* WHAT YOU SHOULD DO
Narrow the data below down to the lines containing "page".

* SOURCE MATERIAL
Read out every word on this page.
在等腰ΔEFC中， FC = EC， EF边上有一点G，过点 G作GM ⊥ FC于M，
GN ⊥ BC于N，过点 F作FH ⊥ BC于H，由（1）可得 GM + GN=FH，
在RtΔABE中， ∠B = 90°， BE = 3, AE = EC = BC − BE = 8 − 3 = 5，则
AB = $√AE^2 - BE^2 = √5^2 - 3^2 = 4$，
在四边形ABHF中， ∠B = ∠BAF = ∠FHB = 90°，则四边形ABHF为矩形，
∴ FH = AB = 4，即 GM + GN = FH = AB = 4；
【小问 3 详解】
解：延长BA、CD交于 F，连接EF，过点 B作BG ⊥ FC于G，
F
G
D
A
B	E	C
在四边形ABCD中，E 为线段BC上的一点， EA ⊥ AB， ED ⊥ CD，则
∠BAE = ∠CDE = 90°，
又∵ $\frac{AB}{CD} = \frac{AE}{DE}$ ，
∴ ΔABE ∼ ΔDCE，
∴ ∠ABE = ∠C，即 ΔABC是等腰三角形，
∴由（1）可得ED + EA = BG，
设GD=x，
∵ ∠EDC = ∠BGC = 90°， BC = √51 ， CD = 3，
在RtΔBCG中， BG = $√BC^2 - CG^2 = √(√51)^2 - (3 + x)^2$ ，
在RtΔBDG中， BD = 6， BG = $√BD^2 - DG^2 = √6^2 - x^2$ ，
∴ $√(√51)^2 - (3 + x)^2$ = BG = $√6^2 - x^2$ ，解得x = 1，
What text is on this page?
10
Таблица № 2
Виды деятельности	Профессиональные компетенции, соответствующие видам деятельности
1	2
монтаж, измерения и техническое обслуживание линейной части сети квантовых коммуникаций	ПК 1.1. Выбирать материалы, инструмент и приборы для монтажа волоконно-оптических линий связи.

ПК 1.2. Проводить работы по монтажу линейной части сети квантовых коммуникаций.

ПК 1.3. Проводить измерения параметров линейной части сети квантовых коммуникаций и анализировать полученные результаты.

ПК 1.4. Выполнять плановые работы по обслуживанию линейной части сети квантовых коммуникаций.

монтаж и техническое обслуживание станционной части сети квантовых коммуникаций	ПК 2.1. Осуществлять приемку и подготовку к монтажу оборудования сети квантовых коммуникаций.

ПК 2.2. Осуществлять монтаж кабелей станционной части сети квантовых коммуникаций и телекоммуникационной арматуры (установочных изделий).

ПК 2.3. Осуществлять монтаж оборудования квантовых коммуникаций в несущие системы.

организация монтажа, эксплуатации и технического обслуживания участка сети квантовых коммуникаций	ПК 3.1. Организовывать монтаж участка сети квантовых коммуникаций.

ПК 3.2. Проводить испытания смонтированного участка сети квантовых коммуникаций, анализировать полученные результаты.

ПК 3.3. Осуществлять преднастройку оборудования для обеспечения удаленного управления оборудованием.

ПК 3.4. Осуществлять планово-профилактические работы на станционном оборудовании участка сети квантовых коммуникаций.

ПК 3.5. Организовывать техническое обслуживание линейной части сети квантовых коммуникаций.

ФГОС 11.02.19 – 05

* THE RESPONSE
Read out every word on this page.
What text is on this page?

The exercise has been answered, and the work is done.